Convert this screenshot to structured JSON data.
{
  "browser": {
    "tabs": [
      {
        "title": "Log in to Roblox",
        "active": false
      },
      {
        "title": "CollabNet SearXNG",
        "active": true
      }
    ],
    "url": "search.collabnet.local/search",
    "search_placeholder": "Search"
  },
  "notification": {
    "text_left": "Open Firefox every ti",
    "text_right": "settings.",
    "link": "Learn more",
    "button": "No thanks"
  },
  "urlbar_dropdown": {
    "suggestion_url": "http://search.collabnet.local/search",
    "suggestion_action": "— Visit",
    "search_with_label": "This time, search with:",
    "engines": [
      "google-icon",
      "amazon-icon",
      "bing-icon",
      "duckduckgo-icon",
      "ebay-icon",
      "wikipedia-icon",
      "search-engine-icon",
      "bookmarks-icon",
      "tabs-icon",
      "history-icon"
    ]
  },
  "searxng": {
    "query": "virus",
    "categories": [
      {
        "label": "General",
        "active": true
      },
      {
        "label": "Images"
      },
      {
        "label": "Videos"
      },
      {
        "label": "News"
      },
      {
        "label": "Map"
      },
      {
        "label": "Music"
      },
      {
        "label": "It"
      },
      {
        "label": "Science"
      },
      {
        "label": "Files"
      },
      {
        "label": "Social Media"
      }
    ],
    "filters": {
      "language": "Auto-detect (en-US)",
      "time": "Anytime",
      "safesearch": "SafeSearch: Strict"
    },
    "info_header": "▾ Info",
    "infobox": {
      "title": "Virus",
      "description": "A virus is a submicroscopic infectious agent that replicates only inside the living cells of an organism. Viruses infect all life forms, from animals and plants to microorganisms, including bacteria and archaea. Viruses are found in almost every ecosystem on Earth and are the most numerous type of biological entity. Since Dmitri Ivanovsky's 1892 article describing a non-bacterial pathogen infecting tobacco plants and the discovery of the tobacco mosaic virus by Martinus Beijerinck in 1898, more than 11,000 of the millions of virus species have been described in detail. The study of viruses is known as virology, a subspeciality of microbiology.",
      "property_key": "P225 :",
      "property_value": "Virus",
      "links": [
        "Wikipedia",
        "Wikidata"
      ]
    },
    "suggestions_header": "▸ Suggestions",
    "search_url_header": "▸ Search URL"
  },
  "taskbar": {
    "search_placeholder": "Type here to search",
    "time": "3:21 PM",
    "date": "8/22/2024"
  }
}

> _Task details_: Please write out the entries exactly, keeping every line intact.

> _Completed task_:
Convert this screenshot to structured JSON data.
{
  "browser": {
    "tabs": [
      {
        "title": "Log in to Roblox",
        "active": false
      },
      {
        "title": "CollabNet SearXNG",
        "active": true
      }
    ],
    "url": "search.collabnet.local/search",
    "search_placeholder": "Search"
  },
  "notification": {
    "text_left": "Open Firefox every ti",
    "text_right": "settings.",
    "link": "Learn more",
    "button": "No thanks"
  },
  "urlbar_dropdown": {
    "suggestion_url": "http://search.collabnet.local/search",
    "suggestion_action": "— Visit",
    "search_with_label": "This time, search with:",
    "engines": [
      "google-icon",
      "amazon-icon",
      "bing-icon",
      "duckduckgo-icon",
      "ebay-icon",
      "wikipedia-icon",
      "search-engine-icon",
      "bookmarks-icon",
      "tabs-icon",
      "history-icon"
    ]
  },
  "searxng": {
    "query": "virus",
    "categories": [
      {
        "label": "General",
        "active": true
      },
      {
        "label": "Images"
      },
      {
        "label": "Videos"
      },
      {
        "label": "News"
      },
      {
        "label": "Map"
      },
      {
        "label": "Music"
      },
      {
        "label": "It"
      },
      {
        "label": "Science"
      },
      {
        "label": "Files"
      },
      {
        "label": "Social Media"
      }
    ],
    "filters": {
      "language": "Auto-detect (en-US)",
      "time": "Anytime",
      "safesearch": "SafeSearch: Strict"
    },
    "info_header": "▾ Info",
    "infobox": {
      "title": "Virus",
      "description": "A virus is a submicroscopic infectious agent that replicates only inside the living cells of an organism. Viruses infect all life forms, from animals and plants to microorganisms, including bacteria and archaea. Viruses are found in almost every ecosystem on Earth and are the most numerous type of biological entity. Since Dmitri Ivanovsky's 1892 article describing a non-bacterial pathogen infecting tobacco plants and the discovery of the tobacco mosaic virus by Martinus Beijerinck in 1898, more than 11,000 of the millions of virus species have been described in detail. The study of viruses is known as virology, a subspeciality of microbiology.",
      "property_key": "P225 :",
      "property_value": "Virus",
      "links": [
        "Wikipedia",
        "Wikidata"
      ]
    },
    "suggestions_header": "▸ Suggestions",
    "search_url_header": "▸ Search URL"
  },
  "taskbar": {
    "search_placeholder": "Type here to search",
    "time": "3:21 PM",
    "date": "8/22/2024"
  }
}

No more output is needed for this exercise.